* _Task to carry out_: Repeat the listing exactly as given, omitting every image.

** BEGIN **

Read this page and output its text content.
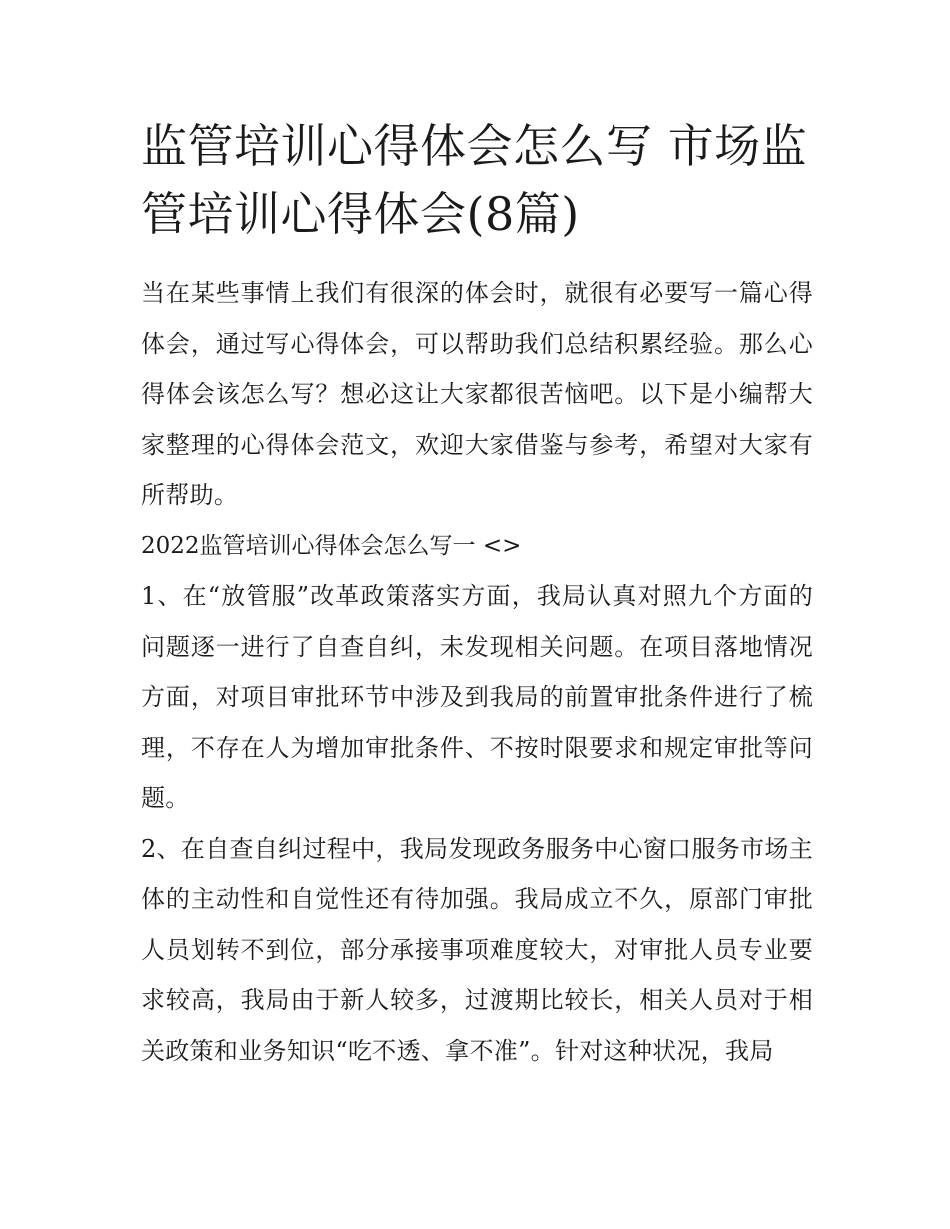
监管培训心得体会怎么写 市场监管培训心得体会(8篇)

当在某些事情上我们有很深的体会时，就很有必要写一篇心得体会，通过写心得体会，可以帮助我们总结积累经验。那么心得体会该怎么写？想必这让大家都很苦恼吧。以下是小编帮大家整理的心得体会范文，欢迎大家借鉴与参考，希望对大家有所帮助。

2022监管培训心得体会怎么写一 <>

1、在“放管服”改革政策落实方面，我局认真对照九个方面的问题逐一进行了自查自纠，未发现相关问题。在项目落地情况方面，对项目审批环节中涉及到我局的前置审批条件进行了梳理，不存在人为增加审批条件、不按时限要求和规定审批等问题。

2、在自查自纠过程中，我局发现政务服务中心窗口服务市场主体的主动性和自觉性还有待加强。我局成立不久，原部门审批人员划转不到位，部分承接事项难度较大，对审批人员专业要求较高，我局由于新人较多，过渡期比较长，相关人员对于相关政策和业务知识“吃不透、拿不准”。针对这种状况，我局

** END **

* _Expected answer_:
Read this page and output its text content.
监管培训心得体会怎么写 市场监管培训心得体会(8篇)

当在某些事情上我们有很深的体会时，就很有必要写一篇心得体会，通过写心得体会，可以帮助我们总结积累经验。那么心得体会该怎么写？想必这让大家都很苦恼吧。以下是小编帮大家整理的心得体会范文，欢迎大家借鉴与参考，希望对大家有所帮助。

2022监管培训心得体会怎么写一 <>

1、在“放管服”改革政策落实方面，我局认真对照九个方面的问题逐一进行了自查自纠，未发现相关问题。在项目落地情况方面，对项目审批环节中涉及到我局的前置审批条件进行了梳理，不存在人为增加审批条件、不按时限要求和规定审批等问题。

2、在自查自纠过程中，我局发现政务服务中心窗口服务市场主体的主动性和自觉性还有待加强。我局成立不久，原部门审批人员划转不到位，部分承接事项难度较大，对审批人员专业要求较高，我局由于新人较多，过渡期比较长，相关人员对于相关政策和业务知识“吃不透、拿不准”。针对这种状况，我局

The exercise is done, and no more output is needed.